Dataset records

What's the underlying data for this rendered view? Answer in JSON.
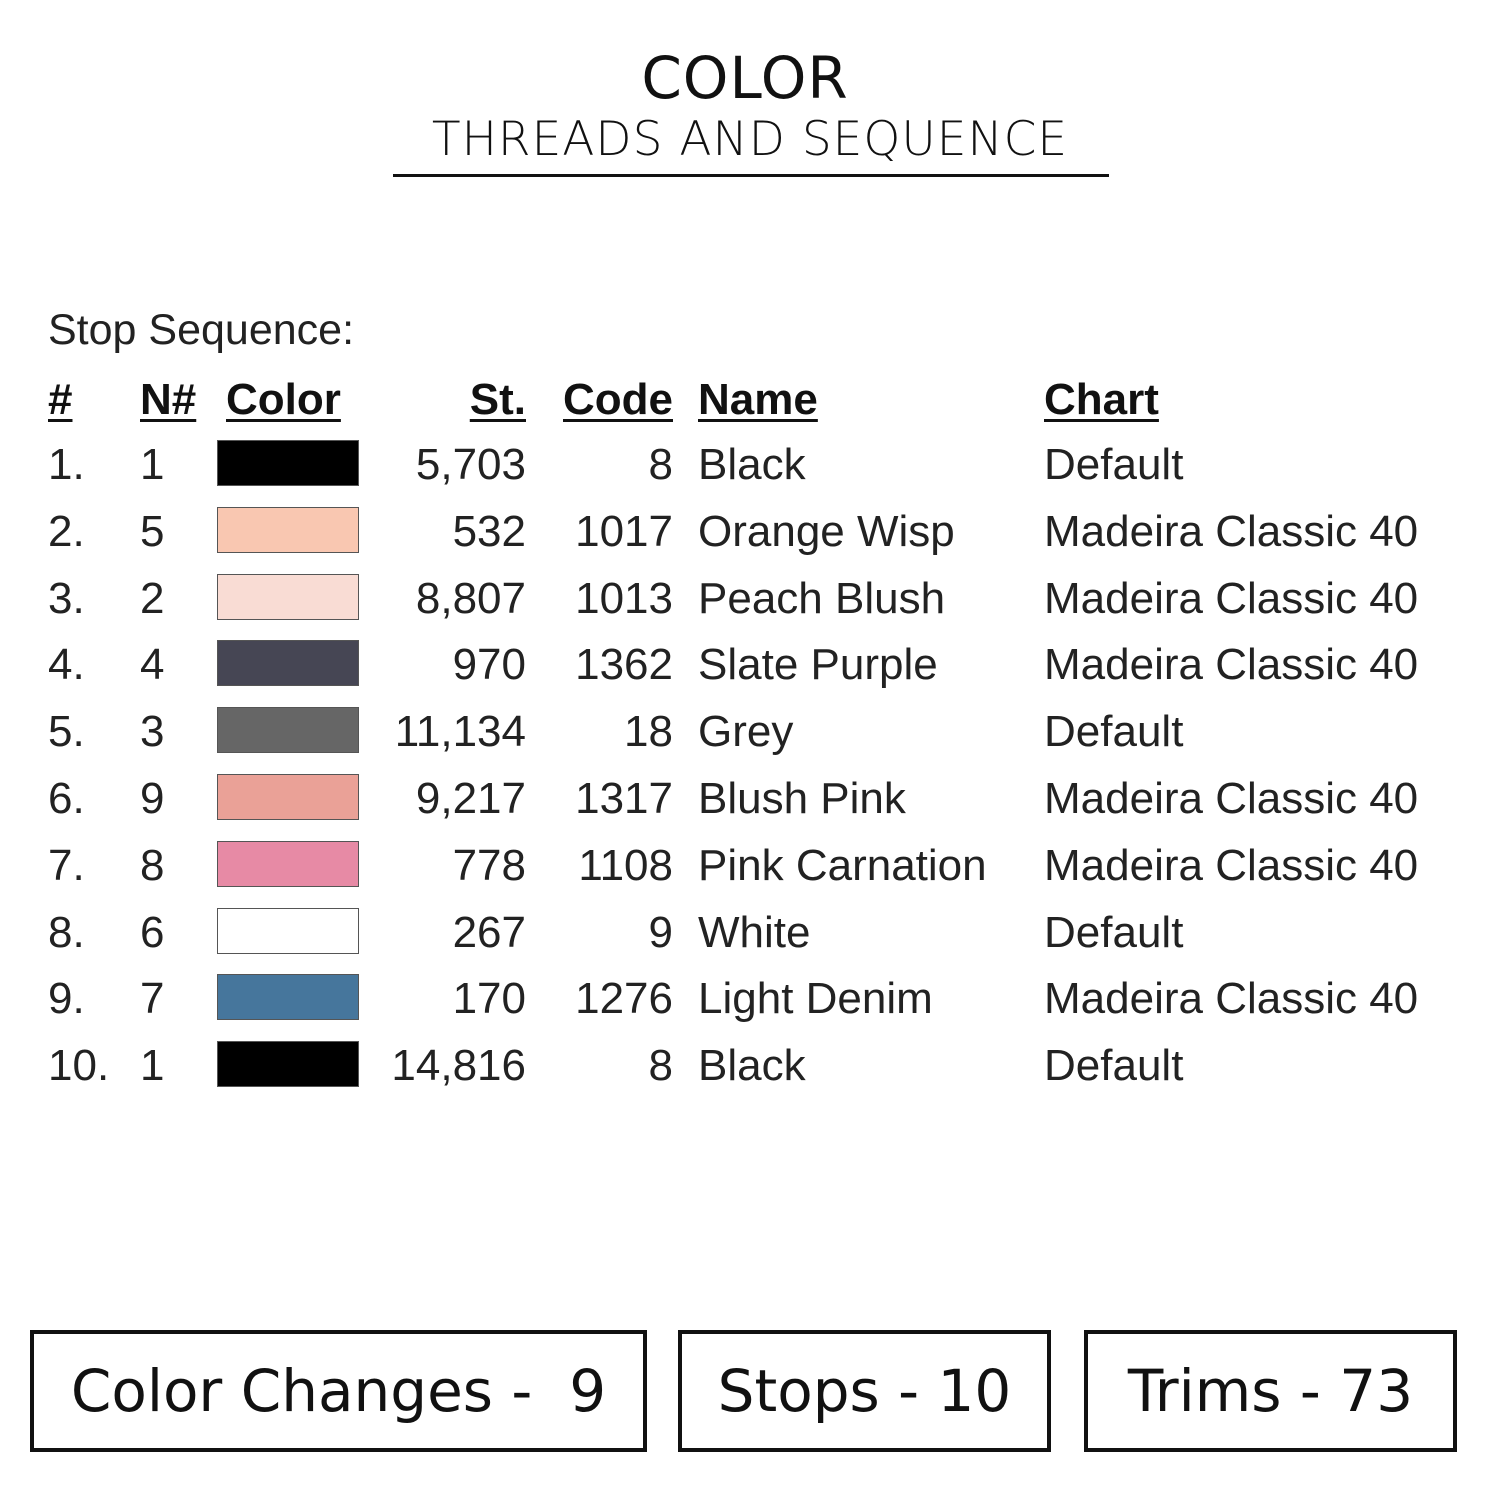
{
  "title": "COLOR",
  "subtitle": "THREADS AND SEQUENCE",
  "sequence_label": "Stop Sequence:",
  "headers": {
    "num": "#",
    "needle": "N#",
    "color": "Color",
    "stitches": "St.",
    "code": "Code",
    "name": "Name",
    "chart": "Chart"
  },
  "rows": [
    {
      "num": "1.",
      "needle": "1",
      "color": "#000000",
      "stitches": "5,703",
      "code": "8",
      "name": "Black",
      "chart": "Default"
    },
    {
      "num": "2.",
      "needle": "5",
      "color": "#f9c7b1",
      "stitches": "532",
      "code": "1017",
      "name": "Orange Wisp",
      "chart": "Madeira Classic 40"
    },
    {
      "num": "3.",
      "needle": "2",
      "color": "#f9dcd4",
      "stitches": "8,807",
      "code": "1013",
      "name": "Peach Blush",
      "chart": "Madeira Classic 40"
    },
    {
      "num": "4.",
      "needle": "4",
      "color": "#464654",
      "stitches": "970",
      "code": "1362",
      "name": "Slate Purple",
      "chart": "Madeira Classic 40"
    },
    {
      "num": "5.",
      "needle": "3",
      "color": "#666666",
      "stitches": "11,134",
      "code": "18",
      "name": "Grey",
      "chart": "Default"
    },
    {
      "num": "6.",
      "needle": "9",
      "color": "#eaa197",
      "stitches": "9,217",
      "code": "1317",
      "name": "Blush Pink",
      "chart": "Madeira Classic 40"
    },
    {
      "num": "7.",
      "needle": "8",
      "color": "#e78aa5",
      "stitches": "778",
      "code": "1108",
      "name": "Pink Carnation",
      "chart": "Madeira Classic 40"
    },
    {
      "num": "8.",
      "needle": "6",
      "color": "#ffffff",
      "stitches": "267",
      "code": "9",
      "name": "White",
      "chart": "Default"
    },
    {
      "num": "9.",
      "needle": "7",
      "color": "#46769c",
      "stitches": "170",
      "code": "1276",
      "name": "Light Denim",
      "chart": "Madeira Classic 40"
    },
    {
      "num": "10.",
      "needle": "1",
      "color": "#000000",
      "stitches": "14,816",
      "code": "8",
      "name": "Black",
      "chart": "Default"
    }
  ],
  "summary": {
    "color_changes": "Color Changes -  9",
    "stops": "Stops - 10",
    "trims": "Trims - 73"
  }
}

==

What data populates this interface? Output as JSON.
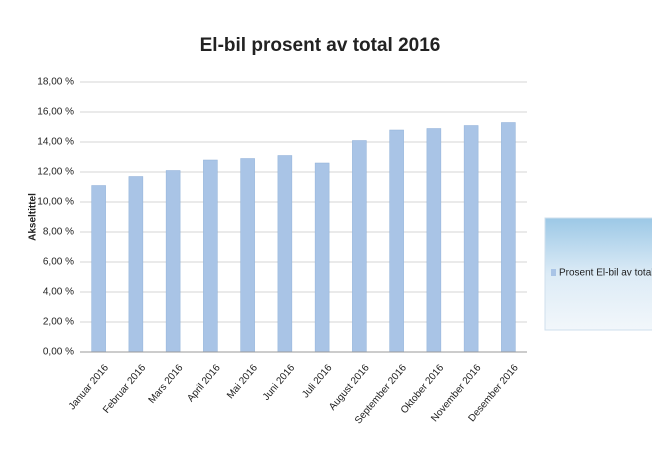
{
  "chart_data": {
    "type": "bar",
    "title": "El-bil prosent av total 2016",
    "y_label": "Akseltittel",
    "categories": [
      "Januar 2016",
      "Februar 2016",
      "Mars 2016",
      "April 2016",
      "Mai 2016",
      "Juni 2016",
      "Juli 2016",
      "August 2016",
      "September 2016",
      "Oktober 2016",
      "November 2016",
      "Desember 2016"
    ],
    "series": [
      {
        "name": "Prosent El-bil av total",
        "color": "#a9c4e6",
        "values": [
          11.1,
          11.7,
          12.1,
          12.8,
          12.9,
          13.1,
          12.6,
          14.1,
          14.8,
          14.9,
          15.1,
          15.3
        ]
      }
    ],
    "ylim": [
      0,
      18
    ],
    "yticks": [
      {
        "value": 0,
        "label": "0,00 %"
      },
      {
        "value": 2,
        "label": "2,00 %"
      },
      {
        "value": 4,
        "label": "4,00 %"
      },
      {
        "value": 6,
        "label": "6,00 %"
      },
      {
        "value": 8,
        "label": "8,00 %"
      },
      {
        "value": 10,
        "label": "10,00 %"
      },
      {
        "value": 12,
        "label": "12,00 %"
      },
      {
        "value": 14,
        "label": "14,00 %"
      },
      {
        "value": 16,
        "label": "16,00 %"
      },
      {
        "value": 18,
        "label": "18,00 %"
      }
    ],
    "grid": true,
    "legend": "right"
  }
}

Task requirements
Wherever a line in the data above holds "needle", copy that line.

Correct output
    "needle": "N#",
      "needle": "1",
      "needle": "5",
      "needle": "2",
      "needle": "4",
      "needle": "3",
      "needle": "9",
      "needle": "8",
      "needle": "6",
      "needle": "7",
      "needle": "1",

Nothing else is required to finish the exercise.